• **YOUR GOAL**
Copy each line where the word "数字蜂窝移动通信系统" occurs.

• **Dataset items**
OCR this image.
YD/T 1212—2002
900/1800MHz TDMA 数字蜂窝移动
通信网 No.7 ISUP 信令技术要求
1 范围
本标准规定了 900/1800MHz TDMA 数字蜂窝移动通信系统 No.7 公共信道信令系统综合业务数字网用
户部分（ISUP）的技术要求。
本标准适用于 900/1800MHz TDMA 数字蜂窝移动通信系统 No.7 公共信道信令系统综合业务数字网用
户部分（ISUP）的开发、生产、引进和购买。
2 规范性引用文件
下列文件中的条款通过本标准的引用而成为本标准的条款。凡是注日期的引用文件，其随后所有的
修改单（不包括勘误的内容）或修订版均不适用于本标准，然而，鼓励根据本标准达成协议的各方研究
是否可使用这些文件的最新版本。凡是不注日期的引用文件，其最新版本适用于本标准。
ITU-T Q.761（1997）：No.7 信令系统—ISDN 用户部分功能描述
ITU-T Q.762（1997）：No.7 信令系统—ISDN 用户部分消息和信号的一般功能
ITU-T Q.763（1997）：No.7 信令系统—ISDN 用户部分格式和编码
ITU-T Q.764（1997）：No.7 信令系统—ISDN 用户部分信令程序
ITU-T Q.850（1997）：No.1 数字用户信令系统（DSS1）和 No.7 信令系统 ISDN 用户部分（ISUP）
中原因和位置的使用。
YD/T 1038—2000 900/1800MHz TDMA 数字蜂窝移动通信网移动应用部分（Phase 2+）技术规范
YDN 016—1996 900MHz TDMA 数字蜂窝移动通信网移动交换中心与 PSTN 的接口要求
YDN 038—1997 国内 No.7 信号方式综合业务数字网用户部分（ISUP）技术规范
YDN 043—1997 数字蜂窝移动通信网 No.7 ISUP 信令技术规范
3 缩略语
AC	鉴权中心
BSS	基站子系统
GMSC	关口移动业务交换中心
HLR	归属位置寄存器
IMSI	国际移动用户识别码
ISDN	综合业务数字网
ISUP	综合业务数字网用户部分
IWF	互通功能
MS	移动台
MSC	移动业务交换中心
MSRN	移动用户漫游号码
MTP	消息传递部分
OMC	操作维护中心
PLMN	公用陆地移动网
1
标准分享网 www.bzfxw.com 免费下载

• **EXERCISE SOLUTION**
本标准规定了 900/1800MHz TDMA 数字蜂窝移动通信系统 No.7 公共信道信令系统综合业务数字网用
本标准适用于 900/1800MHz TDMA 数字蜂窝移动通信系统 No.7 公共信道信令系统综合业务数字网用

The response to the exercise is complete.